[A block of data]
******

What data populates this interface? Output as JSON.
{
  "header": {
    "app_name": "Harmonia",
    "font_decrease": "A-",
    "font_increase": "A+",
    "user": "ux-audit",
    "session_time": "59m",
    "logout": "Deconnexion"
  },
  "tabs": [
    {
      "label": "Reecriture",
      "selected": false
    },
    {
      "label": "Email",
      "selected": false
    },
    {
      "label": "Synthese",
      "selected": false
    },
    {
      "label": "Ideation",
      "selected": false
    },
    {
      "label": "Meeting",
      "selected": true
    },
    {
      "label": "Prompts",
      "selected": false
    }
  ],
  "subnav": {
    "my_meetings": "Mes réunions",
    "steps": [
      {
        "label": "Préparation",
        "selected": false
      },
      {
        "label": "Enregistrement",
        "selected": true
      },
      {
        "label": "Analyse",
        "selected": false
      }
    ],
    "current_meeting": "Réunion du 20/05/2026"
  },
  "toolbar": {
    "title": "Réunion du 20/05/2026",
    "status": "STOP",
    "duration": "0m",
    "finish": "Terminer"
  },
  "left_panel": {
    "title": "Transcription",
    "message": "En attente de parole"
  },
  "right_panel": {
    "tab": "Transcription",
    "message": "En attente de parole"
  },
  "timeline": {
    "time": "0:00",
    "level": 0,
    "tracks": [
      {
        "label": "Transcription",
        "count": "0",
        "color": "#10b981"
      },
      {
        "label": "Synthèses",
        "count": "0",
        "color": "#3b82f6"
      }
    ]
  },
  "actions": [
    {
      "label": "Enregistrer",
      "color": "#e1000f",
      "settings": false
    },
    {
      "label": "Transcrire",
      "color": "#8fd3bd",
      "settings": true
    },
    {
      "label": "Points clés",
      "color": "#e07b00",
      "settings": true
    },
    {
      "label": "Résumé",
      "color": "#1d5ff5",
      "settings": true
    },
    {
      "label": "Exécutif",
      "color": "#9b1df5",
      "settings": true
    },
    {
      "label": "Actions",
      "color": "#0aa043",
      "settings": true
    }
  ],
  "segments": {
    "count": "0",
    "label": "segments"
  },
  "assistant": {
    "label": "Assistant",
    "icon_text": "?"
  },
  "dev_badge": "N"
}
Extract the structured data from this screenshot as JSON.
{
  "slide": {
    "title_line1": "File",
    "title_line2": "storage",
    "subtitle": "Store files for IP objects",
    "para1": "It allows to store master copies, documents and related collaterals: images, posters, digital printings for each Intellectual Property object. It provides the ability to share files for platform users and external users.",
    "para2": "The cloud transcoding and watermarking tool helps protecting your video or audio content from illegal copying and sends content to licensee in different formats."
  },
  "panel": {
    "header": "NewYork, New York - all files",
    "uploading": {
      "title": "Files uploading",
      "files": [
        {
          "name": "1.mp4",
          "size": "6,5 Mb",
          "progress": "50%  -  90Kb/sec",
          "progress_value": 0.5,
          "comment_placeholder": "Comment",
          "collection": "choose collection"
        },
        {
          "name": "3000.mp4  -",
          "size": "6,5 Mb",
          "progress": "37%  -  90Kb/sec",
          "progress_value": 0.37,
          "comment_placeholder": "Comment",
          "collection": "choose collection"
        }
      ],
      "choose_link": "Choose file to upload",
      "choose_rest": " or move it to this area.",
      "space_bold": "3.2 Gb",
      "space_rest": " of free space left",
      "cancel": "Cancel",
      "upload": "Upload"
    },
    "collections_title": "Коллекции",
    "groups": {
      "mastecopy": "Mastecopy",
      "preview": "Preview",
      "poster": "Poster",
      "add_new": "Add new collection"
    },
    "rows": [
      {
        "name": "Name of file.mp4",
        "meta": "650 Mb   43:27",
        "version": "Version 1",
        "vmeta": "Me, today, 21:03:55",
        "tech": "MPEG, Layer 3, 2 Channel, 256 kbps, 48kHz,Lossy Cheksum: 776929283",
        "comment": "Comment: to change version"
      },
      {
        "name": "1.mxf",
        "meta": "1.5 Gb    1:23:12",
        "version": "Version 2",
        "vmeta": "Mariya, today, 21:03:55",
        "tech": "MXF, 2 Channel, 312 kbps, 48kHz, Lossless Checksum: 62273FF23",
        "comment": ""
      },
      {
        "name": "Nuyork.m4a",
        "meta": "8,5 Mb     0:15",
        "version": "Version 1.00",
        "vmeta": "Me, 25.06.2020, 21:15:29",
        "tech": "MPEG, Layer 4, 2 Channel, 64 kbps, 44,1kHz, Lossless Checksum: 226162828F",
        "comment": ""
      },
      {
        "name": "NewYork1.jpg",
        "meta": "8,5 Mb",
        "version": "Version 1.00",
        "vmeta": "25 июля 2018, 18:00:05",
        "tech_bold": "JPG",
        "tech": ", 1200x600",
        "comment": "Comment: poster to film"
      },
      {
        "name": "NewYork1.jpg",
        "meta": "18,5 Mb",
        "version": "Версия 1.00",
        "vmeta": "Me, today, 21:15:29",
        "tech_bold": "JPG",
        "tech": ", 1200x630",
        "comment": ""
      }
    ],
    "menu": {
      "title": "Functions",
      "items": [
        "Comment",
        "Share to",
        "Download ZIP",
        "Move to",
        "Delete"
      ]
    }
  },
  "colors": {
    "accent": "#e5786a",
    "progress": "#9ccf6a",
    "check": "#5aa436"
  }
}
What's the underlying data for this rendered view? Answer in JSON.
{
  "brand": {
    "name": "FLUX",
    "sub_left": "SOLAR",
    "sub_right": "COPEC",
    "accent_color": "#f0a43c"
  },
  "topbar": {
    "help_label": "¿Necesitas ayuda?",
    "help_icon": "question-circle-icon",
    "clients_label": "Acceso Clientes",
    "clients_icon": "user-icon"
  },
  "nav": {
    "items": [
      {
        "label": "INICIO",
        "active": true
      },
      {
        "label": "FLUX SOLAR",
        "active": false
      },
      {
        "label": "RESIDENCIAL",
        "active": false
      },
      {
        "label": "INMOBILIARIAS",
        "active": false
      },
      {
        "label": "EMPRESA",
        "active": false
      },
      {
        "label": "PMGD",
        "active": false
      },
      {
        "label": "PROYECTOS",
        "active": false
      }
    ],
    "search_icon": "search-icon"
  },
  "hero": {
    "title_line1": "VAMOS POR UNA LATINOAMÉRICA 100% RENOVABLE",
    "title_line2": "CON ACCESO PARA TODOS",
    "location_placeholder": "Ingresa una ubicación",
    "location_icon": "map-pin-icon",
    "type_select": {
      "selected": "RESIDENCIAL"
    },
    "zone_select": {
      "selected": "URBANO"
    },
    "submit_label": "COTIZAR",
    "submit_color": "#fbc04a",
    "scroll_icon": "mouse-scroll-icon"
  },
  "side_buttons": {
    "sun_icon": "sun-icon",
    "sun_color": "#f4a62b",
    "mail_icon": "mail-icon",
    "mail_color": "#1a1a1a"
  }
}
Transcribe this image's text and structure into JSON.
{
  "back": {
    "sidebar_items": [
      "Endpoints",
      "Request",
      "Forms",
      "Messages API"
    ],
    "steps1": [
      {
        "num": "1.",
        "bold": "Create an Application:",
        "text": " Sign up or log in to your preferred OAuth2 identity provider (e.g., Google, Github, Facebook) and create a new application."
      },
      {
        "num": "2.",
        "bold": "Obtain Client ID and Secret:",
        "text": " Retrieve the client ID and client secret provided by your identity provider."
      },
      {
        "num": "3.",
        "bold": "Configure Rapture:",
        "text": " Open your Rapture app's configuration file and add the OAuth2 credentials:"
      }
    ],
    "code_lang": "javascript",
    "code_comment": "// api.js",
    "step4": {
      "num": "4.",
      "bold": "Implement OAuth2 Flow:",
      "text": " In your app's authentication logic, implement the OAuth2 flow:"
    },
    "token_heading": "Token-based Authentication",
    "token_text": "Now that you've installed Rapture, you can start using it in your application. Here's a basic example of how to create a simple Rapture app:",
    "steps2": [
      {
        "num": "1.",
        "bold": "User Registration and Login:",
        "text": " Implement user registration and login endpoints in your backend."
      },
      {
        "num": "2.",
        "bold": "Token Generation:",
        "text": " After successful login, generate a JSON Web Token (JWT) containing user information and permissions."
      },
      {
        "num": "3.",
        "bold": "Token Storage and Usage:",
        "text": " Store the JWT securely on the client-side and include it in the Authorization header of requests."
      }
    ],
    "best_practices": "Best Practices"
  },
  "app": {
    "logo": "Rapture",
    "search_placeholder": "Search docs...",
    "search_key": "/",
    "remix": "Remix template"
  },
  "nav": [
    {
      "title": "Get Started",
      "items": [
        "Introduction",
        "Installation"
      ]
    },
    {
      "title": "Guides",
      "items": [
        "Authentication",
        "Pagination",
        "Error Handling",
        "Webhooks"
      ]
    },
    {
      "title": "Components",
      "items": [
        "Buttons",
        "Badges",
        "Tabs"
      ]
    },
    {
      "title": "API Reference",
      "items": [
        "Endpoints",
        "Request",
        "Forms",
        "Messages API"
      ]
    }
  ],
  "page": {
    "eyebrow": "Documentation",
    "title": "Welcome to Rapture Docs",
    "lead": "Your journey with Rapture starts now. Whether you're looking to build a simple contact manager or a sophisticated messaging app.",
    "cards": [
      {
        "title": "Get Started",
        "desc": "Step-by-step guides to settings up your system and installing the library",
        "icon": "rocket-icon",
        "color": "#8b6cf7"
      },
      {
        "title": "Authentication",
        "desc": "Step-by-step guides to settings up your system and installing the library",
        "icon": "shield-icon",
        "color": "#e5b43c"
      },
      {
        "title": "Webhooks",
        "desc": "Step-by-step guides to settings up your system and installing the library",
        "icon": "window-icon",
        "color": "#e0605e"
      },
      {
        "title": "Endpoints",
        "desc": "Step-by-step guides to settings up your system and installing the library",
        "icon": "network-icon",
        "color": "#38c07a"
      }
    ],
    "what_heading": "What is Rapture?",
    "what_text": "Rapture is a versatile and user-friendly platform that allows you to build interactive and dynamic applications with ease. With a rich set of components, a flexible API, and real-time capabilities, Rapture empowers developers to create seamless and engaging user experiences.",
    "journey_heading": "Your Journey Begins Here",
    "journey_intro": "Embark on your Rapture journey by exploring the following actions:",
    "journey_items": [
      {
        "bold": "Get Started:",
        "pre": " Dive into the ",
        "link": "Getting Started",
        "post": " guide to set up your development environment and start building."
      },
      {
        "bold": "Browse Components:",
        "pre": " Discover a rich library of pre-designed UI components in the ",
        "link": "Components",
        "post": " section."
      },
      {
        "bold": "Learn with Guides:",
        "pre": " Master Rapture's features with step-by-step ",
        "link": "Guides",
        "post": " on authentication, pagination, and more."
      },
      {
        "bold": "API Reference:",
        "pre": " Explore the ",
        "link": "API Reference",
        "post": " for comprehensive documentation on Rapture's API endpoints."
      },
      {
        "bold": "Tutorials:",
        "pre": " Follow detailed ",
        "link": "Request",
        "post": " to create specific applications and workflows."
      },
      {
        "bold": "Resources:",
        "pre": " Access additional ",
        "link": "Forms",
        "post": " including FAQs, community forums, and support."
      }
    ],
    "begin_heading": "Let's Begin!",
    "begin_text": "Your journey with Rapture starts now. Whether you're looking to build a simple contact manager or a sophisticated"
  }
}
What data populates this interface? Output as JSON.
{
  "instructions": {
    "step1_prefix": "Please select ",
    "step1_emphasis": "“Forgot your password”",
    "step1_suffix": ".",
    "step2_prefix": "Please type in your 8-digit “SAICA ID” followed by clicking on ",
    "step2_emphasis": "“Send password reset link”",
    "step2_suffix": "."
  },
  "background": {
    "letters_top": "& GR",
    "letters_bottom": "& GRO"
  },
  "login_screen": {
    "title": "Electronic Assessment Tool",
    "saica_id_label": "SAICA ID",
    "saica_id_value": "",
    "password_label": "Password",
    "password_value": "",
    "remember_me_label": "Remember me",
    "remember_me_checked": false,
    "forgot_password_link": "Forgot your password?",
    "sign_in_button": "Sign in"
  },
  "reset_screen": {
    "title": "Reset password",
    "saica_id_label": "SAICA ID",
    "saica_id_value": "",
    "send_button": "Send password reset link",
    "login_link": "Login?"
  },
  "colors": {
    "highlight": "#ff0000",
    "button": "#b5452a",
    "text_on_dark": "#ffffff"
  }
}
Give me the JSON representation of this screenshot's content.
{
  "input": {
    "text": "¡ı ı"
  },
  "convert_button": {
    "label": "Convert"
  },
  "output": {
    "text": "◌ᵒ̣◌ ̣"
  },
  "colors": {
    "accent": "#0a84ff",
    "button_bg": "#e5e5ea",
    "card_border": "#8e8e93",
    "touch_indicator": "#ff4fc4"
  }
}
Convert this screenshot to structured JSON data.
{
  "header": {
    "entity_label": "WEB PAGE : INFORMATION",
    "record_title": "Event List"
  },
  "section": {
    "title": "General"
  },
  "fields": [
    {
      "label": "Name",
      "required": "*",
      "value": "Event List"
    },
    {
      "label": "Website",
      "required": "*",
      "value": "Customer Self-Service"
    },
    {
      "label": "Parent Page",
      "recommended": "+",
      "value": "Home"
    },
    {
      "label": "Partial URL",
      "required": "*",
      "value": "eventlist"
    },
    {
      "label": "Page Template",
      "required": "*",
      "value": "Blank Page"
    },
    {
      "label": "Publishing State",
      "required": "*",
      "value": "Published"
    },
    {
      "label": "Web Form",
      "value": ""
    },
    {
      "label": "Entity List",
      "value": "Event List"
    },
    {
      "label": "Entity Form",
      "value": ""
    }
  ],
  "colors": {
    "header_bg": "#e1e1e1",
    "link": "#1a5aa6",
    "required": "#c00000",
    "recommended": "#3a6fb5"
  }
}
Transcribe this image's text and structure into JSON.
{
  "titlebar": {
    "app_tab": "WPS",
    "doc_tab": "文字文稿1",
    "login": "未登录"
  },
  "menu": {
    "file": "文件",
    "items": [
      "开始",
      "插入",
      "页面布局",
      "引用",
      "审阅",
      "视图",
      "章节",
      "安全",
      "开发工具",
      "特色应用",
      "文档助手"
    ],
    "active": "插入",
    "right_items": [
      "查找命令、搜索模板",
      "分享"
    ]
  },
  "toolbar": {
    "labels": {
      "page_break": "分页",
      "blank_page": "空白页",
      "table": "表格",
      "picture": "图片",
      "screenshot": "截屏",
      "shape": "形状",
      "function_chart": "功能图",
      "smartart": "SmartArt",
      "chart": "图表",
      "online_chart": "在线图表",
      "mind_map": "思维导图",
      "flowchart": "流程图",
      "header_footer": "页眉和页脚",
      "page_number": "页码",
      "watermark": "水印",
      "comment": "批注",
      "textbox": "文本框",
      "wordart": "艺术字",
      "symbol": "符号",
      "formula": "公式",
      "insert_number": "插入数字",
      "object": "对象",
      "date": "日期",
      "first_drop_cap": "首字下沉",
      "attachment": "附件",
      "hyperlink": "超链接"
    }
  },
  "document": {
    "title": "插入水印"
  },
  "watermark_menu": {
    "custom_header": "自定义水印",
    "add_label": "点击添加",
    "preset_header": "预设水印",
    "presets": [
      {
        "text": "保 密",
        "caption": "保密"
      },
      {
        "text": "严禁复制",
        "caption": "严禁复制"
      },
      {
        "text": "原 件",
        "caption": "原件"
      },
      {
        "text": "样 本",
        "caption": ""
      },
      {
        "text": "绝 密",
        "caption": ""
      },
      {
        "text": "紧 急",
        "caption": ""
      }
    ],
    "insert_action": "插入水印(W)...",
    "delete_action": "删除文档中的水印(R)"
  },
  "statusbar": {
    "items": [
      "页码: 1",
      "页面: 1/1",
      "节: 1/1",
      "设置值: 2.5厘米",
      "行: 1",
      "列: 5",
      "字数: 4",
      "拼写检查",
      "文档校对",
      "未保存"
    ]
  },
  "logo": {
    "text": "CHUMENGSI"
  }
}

******

SET TASK> Copy out every line in the listing where the word "today" appears.

PROBLEM SOLUTION>
        "vmeta": "Me, today, 21:03:55",
        "vmeta": "Mariya, today, 21:03:55",
        "vmeta": "Me, today, 21:15:29",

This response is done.